§ **Task requirements**
Look through the data and write out every line with the word "dotted" in it.
_ _ _ _ _ _ _
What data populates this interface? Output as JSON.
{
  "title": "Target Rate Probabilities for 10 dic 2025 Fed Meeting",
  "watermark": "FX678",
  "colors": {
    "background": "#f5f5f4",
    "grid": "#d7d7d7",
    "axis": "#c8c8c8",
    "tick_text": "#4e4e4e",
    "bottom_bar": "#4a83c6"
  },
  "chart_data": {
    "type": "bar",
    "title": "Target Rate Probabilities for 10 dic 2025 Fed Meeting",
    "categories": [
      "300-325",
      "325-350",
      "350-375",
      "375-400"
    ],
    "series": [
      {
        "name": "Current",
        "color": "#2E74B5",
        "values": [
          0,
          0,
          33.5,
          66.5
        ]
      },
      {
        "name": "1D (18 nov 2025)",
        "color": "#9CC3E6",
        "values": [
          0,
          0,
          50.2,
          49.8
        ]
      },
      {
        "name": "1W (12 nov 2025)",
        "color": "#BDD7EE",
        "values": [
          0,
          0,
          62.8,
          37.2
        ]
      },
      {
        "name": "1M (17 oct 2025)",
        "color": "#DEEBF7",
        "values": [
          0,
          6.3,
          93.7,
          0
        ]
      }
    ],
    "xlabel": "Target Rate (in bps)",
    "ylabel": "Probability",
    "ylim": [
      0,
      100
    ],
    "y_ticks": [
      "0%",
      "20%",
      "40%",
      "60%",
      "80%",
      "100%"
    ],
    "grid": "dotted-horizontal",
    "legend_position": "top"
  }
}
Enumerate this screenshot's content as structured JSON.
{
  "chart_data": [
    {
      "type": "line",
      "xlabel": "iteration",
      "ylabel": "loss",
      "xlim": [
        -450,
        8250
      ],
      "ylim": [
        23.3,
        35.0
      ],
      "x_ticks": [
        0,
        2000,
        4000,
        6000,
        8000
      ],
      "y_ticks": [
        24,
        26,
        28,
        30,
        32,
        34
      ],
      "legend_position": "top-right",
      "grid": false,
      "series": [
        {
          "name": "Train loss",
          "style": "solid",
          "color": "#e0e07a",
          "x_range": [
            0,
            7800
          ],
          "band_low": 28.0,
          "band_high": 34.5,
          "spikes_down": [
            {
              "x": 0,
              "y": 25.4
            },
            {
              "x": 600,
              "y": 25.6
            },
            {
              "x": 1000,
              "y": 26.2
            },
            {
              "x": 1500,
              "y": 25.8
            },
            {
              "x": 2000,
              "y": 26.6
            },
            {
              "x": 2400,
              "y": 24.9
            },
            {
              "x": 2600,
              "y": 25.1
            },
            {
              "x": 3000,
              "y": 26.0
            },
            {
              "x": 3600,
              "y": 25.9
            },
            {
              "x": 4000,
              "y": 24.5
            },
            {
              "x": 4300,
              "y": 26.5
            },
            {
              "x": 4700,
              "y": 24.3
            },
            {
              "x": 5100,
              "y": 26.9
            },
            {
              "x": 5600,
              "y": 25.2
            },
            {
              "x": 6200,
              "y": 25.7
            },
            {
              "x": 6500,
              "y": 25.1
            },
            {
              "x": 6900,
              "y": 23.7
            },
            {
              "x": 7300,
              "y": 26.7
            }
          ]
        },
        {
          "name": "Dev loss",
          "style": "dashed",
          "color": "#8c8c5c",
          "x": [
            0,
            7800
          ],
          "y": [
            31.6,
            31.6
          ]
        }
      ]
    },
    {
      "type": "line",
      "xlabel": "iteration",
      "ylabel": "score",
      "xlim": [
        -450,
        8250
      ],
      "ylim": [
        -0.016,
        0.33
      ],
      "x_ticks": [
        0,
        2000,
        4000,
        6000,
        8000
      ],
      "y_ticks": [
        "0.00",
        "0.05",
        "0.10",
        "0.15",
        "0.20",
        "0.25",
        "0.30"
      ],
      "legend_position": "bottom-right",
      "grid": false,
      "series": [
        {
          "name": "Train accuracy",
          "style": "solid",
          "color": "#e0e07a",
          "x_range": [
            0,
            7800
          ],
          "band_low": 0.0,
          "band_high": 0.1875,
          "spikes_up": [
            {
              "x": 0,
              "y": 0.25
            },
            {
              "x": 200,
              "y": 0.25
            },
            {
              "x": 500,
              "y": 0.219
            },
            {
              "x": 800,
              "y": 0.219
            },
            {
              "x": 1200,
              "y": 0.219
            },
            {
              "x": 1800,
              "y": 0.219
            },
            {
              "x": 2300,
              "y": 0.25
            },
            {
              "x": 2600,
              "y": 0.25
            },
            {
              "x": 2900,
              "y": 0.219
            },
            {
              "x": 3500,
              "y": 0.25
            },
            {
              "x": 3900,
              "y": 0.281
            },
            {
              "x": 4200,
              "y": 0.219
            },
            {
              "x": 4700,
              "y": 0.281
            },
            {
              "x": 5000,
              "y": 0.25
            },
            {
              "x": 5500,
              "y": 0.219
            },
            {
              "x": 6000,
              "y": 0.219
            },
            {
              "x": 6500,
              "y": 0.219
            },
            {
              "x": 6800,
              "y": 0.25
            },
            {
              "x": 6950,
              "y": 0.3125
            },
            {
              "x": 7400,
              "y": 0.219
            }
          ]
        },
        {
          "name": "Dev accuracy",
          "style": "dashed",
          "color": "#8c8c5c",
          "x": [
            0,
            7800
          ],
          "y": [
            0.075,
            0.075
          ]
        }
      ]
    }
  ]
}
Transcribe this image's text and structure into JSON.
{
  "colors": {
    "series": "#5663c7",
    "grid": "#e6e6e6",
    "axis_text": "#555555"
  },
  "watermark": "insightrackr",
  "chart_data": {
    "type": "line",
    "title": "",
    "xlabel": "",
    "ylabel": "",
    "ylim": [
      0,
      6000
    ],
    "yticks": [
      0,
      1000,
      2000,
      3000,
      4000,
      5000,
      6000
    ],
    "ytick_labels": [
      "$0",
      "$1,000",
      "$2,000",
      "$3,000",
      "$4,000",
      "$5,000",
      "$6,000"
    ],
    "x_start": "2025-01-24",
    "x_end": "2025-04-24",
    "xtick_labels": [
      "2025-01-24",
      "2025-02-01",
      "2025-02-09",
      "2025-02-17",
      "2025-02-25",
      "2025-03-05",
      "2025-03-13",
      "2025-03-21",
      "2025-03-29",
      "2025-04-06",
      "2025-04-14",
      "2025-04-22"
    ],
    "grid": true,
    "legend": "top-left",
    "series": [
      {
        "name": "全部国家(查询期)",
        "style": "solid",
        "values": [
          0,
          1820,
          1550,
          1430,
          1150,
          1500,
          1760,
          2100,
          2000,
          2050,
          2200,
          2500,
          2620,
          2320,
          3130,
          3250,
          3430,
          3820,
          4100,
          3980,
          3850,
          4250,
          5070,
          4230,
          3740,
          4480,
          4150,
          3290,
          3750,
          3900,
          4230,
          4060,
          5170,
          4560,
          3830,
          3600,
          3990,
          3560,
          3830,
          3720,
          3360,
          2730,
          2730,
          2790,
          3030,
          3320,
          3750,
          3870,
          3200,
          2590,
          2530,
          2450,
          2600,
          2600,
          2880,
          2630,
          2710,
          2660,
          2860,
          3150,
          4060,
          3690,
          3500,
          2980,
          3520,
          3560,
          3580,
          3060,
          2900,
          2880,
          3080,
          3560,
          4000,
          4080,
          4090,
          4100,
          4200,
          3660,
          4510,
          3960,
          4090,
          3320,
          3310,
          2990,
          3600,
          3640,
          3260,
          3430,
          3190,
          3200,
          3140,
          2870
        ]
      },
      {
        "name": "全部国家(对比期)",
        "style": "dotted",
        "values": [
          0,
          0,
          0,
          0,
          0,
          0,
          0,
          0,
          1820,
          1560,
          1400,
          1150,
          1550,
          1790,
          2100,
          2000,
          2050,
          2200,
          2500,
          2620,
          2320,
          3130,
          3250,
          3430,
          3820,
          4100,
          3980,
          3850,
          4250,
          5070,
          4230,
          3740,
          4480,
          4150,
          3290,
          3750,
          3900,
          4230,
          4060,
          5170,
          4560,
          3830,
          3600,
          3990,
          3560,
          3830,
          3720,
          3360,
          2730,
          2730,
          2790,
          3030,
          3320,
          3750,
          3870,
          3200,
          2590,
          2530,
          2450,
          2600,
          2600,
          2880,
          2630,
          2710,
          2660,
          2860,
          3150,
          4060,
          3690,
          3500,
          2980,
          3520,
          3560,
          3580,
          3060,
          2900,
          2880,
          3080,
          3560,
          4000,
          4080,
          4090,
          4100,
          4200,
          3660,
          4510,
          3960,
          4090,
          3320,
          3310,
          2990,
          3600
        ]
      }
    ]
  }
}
_ _ _ _ _ _ _
§ **Answer to this problem**
    "grid": "dotted-horizontal",
        "style": "dotted",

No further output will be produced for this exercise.